PROBLEM DETAILS:
Would you return the complete listing below word for word?

[Recorded data]
::::::::::
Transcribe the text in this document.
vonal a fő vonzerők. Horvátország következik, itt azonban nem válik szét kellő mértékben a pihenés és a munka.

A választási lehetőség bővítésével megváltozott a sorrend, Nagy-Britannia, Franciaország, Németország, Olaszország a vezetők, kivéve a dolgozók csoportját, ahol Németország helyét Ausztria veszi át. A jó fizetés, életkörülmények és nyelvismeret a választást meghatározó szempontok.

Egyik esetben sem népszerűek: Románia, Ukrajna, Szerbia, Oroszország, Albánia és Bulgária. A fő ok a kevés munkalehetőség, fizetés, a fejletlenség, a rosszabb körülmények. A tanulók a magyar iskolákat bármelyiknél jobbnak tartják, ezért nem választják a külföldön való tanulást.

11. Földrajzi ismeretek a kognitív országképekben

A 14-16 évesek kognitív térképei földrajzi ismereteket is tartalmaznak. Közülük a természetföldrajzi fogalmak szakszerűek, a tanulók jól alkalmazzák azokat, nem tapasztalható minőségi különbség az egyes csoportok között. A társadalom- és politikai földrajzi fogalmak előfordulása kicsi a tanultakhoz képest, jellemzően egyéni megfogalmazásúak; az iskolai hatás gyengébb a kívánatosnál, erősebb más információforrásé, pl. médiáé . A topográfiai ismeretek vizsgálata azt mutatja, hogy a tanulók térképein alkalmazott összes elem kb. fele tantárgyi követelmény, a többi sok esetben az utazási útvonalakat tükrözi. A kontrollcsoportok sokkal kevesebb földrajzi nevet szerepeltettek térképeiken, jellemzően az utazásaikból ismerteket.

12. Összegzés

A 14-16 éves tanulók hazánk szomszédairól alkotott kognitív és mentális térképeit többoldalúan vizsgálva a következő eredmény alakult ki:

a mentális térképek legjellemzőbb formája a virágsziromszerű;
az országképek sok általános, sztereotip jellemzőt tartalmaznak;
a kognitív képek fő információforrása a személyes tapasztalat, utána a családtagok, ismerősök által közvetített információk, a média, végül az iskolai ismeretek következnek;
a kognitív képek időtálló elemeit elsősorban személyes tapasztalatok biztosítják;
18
::::::::::
EXERCISE ANSWER:
Transcribe the text in this document.
vonal a fő vonzerők. Horvátország következik, itt azonban nem válik szét kellő mértékben a pihenés és a munka.

A választási lehetőség bővítésével megváltozott a sorrend, Nagy-Britannia, Franciaország, Németország, Olaszország a vezetők, kivéve a dolgozók csoportját, ahol Németország helyét Ausztria veszi át. A jó fizetés, életkörülmények és nyelvismeret a választást meghatározó szempontok.

Egyik esetben sem népszerűek: Románia, Ukrajna, Szerbia, Oroszország, Albánia és Bulgária. A fő ok a kevés munkalehetőség, fizetés, a fejletlenség, a rosszabb körülmények. A tanulók a magyar iskolákat bármelyiknél jobbnak tartják, ezért nem választják a külföldön való tanulást.

11. Földrajzi ismeretek a kognitív országképekben

A 14-16 évesek kognitív térképei földrajzi ismereteket is tartalmaznak. Közülük a természetföldrajzi fogalmak szakszerűek, a tanulók jól alkalmazzák azokat, nem tapasztalható minőségi különbség az egyes csoportok között. A társadalom- és politikai földrajzi fogalmak előfordulása kicsi a tanultakhoz képest, jellemzően egyéni megfogalmazásúak; az iskolai hatás gyengébb a kívánatosnál, erősebb más információforrásé, pl. médiáé . A topográfiai ismeretek vizsgálata azt mutatja, hogy a tanulók térképein alkalmazott összes elem kb. fele tantárgyi követelmény, a többi sok esetben az utazási útvonalakat tükrözi. A kontrollcsoportok sokkal kevesebb földrajzi nevet szerepeltettek térképeiken, jellemzően az utazásaikból ismerteket.

12. Összegzés

A 14-16 éves tanulók hazánk szomszédairól alkotott kognitív és mentális térképeit többoldalúan vizsgálva a következő eredmény alakult ki:

a mentális térképek legjellemzőbb formája a virágsziromszerű;
az országképek sok általános, sztereotip jellemzőt tartalmaznak;
a kognitív képek fő információforrása a személyes tapasztalat, utána a családtagok, ismerősök által közvetített információk, a média, végül az iskolai ismeretek következnek;
a kognitív képek időtálló elemeit elsősorban személyes tapasztalatok biztosítják;
18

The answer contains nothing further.